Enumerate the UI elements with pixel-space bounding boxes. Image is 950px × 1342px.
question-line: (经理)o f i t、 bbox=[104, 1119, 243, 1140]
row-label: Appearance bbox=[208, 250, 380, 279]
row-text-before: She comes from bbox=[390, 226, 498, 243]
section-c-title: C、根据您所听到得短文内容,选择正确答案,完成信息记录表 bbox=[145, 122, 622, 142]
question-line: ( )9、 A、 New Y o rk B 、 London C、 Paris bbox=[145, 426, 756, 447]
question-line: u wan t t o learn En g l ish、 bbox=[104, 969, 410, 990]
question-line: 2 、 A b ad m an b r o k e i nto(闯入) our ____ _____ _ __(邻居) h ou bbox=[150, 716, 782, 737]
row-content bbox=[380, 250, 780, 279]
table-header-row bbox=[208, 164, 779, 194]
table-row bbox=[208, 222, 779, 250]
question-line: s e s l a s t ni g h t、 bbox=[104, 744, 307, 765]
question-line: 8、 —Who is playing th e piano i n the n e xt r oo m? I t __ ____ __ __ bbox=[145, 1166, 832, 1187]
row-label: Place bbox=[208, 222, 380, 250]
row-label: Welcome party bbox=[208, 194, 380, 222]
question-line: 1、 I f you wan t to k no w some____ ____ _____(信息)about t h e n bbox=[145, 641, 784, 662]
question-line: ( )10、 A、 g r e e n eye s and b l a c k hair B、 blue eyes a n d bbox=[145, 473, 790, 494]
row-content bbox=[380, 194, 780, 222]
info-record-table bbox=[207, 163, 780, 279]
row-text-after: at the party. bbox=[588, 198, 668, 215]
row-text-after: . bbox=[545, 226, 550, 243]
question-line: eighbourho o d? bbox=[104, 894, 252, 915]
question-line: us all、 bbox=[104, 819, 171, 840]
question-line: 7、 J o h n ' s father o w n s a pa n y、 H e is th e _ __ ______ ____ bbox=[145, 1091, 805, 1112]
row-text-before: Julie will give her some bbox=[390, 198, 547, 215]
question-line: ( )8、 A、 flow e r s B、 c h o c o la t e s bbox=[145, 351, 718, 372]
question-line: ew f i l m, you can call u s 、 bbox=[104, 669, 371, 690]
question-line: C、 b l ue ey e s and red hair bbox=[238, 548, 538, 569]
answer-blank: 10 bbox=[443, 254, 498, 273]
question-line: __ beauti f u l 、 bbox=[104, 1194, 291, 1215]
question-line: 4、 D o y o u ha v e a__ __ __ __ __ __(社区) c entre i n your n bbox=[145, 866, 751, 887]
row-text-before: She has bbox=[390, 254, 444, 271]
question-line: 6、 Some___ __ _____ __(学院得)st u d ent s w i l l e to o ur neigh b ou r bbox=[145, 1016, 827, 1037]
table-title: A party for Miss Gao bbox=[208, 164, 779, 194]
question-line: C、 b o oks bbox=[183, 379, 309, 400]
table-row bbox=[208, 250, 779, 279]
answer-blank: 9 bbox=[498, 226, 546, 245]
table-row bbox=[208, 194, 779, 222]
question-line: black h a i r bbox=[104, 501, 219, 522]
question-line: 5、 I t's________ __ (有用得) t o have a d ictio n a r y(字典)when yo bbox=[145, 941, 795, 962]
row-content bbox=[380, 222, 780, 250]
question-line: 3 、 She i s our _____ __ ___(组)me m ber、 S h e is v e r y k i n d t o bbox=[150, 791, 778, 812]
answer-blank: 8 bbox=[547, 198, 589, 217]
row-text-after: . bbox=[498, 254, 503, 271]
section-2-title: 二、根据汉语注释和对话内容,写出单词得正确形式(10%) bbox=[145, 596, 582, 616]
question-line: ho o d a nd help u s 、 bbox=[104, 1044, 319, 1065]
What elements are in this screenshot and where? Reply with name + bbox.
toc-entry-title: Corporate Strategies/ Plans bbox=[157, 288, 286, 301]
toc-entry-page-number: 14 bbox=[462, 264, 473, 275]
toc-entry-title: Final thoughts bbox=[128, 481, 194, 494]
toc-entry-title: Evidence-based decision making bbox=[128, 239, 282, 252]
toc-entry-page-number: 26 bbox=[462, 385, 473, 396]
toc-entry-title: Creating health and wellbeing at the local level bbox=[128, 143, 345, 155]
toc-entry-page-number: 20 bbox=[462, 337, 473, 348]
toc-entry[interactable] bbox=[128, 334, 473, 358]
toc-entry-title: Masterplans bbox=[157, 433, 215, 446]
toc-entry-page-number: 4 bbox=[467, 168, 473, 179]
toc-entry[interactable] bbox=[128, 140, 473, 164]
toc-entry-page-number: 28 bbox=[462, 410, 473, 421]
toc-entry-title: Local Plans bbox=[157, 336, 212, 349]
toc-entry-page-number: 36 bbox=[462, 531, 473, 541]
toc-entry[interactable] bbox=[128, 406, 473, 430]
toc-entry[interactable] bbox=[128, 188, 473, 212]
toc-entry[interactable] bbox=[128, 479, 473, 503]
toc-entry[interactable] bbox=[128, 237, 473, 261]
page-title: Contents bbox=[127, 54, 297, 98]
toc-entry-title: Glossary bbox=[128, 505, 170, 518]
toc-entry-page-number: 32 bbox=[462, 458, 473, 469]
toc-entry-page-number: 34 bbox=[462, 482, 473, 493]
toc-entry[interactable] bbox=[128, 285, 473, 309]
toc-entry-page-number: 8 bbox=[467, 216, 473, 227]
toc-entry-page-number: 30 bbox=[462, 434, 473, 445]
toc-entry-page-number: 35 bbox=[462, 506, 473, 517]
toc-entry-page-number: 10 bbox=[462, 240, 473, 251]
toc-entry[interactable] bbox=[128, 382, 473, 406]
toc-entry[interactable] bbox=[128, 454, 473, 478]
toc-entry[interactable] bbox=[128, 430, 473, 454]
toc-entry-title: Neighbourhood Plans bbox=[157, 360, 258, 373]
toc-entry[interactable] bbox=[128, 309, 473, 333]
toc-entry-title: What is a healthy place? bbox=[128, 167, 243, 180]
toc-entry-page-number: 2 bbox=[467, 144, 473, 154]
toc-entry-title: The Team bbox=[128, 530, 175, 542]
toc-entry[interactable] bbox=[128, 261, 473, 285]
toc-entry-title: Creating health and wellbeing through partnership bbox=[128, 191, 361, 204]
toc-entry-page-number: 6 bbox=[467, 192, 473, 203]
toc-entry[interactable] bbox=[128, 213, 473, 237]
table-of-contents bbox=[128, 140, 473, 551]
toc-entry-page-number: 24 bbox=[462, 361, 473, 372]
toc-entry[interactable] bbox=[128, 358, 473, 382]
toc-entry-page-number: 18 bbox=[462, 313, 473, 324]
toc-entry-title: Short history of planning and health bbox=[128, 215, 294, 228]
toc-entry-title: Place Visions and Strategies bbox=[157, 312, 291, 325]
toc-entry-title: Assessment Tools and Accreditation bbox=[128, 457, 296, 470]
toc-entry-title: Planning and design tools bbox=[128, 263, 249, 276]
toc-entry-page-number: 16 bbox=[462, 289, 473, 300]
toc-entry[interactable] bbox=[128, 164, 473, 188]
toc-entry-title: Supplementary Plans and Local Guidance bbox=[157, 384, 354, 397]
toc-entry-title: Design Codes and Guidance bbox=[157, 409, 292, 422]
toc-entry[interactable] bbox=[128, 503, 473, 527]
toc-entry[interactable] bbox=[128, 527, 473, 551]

━━━━━━━━━━

# [THE REQUEST]
Retype every line of the items above without changing any character.

# [CORRECT ANSWER]
Enumerate the UI elements with pixel-space bounding boxes. Image is 950px × 1342px.
question-line: (经理)o f i t、 bbox=[104, 1119, 243, 1140]
row-label: Appearance bbox=[208, 250, 380, 279]
row-text-before: She comes from bbox=[390, 226, 498, 243]
section-c-title: C、根据您所听到得短文内容,选择正确答案,完成信息记录表 bbox=[145, 122, 622, 142]
question-line: ( )9、 A、 New Y o rk B 、 London C、 Paris bbox=[145, 426, 756, 447]
question-line: u wan t t o learn En g l ish、 bbox=[104, 969, 410, 990]
question-line: 2 、 A b ad m an b r o k e i nto(闯入) our ____ _____ _ __(邻居) h ou bbox=[150, 716, 782, 737]
row-content bbox=[380, 250, 780, 279]
table-header-row bbox=[208, 164, 779, 194]
table-row bbox=[208, 222, 779, 250]
question-line: s e s l a s t ni g h t、 bbox=[104, 744, 307, 765]
question-line: 8、 —Who is playing th e piano i n the n e xt r oo m? I t __ ____ __ __ bbox=[145, 1166, 832, 1187]
row-label: Place bbox=[208, 222, 380, 250]
row-label: Welcome party bbox=[208, 194, 380, 222]
question-line: 1、 I f you wan t to k no w some____ ____ _____(信息)about t h e n bbox=[145, 641, 784, 662]
question-line: ( )10、 A、 g r e e n eye s and b l a c k hair B、 blue eyes a n d bbox=[145, 473, 790, 494]
row-content bbox=[380, 194, 780, 222]
info-record-table bbox=[207, 163, 780, 279]
row-text-after: at the party. bbox=[588, 198, 668, 215]
row-text-after: . bbox=[545, 226, 550, 243]
question-line: eighbourho o d? bbox=[104, 894, 252, 915]
question-line: us all、 bbox=[104, 819, 171, 840]
question-line: 7、 J o h n ' s father o w n s a pa n y、 H e is th e _ __ ______ ____ bbox=[145, 1091, 805, 1112]
row-text-before: Julie will give her some bbox=[390, 198, 547, 215]
question-line: ( )8、 A、 flow e r s B、 c h o c o la t e s bbox=[145, 351, 718, 372]
question-line: ew f i l m, you can call u s 、 bbox=[104, 669, 371, 690]
question-line: C、 b l ue ey e s and red hair bbox=[238, 548, 538, 569]
answer-blank: 10 bbox=[443, 254, 498, 273]
question-line: __ beauti f u l 、 bbox=[104, 1194, 291, 1215]
question-line: 4、 D o y o u ha v e a__ __ __ __ __ __(社区) c entre i n your n bbox=[145, 866, 751, 887]
row-text-before: She has bbox=[390, 254, 444, 271]
question-line: 6、 Some___ __ _____ __(学院得)st u d ent s w i l l e to o ur neigh b ou r bbox=[145, 1016, 827, 1037]
table-title: A party for Miss Gao bbox=[208, 164, 779, 194]
question-line: C、 b o oks bbox=[183, 379, 309, 400]
table-row bbox=[208, 250, 779, 279]
answer-blank: 9 bbox=[498, 226, 546, 245]
table-row bbox=[208, 194, 779, 222]
question-line: black h a i r bbox=[104, 501, 219, 522]
question-line: 5、 I t's________ __ (有用得) t o have a d ictio n a r y(字典)when yo bbox=[145, 941, 795, 962]
row-content bbox=[380, 222, 780, 250]
question-line: 3 、 She i s our _____ __ ___(组)me m ber、 S h e is v e r y k i n d t o bbox=[150, 791, 778, 812]
answer-blank: 8 bbox=[547, 198, 589, 217]
row-text-after: . bbox=[498, 254, 503, 271]
section-2-title: 二、根据汉语注释和对话内容,写出单词得正确形式(10%) bbox=[145, 596, 582, 616]
question-line: ho o d a nd help u s 、 bbox=[104, 1044, 319, 1065]
What elements are in this screenshot and where? Reply with name + bbox.
toc-entry-title: Corporate Strategies/ Plans bbox=[157, 288, 286, 301]
toc-entry-page-number: 14 bbox=[462, 264, 473, 275]
toc-entry-title: Final thoughts bbox=[128, 481, 194, 494]
toc-entry-title: Evidence-based decision making bbox=[128, 239, 282, 252]
toc-entry-page-number: 26 bbox=[462, 385, 473, 396]
toc-entry-title: Creating health and wellbeing at the local level bbox=[128, 143, 345, 155]
toc-entry-page-number: 20 bbox=[462, 337, 473, 348]
toc-entry[interactable] bbox=[128, 334, 473, 358]
toc-entry-title: Masterplans bbox=[157, 433, 215, 446]
toc-entry-page-number: 4 bbox=[467, 168, 473, 179]
toc-entry[interactable] bbox=[128, 140, 473, 164]
toc-entry-page-number: 28 bbox=[462, 410, 473, 421]
toc-entry-title: Local Plans bbox=[157, 336, 212, 349]
toc-entry-page-number: 36 bbox=[462, 531, 473, 541]
toc-entry[interactable] bbox=[128, 406, 473, 430]
toc-entry[interactable] bbox=[128, 188, 473, 212]
toc-entry[interactable] bbox=[128, 479, 473, 503]
toc-entry[interactable] bbox=[128, 237, 473, 261]
page-title: Contents bbox=[127, 54, 297, 98]
toc-entry-title: Glossary bbox=[128, 505, 170, 518]
toc-entry-page-number: 32 bbox=[462, 458, 473, 469]
toc-entry-page-number: 34 bbox=[462, 482, 473, 493]
toc-entry[interactable] bbox=[128, 285, 473, 309]
toc-entry-page-number: 8 bbox=[467, 216, 473, 227]
toc-entry-page-number: 30 bbox=[462, 434, 473, 445]
toc-entry-page-number: 35 bbox=[462, 506, 473, 517]
toc-entry-page-number: 10 bbox=[462, 240, 473, 251]
toc-entry[interactable] bbox=[128, 382, 473, 406]
toc-entry[interactable] bbox=[128, 454, 473, 478]
toc-entry[interactable] bbox=[128, 430, 473, 454]
toc-entry-title: Neighbourhood Plans bbox=[157, 360, 258, 373]
toc-entry[interactable] bbox=[128, 309, 473, 333]
toc-entry-title: What is a healthy place? bbox=[128, 167, 243, 180]
toc-entry-page-number: 2 bbox=[467, 144, 473, 154]
toc-entry-title: The Team bbox=[128, 530, 175, 542]
toc-entry[interactable] bbox=[128, 261, 473, 285]
toc-entry-title: Creating health and wellbeing through partnership bbox=[128, 191, 361, 204]
toc-entry-page-number: 6 bbox=[467, 192, 473, 203]
toc-entry[interactable] bbox=[128, 213, 473, 237]
table-of-contents bbox=[128, 140, 473, 551]
toc-entry-page-number: 24 bbox=[462, 361, 473, 372]
toc-entry[interactable] bbox=[128, 358, 473, 382]
toc-entry-page-number: 18 bbox=[462, 313, 473, 324]
toc-entry-title: Short history of planning and health bbox=[128, 215, 294, 228]
toc-entry-title: Place Visions and Strategies bbox=[157, 312, 291, 325]
toc-entry-title: Assessment Tools and Accreditation bbox=[128, 457, 296, 470]
toc-entry-title: Planning and design tools bbox=[128, 263, 249, 276]
toc-entry-page-number: 16 bbox=[462, 289, 473, 300]
toc-entry[interactable] bbox=[128, 164, 473, 188]
toc-entry-title: Supplementary Plans and Local Guidance bbox=[157, 384, 354, 397]
toc-entry-title: Design Codes and Guidance bbox=[157, 409, 292, 422]
toc-entry[interactable] bbox=[128, 503, 473, 527]
toc-entry[interactable] bbox=[128, 527, 473, 551]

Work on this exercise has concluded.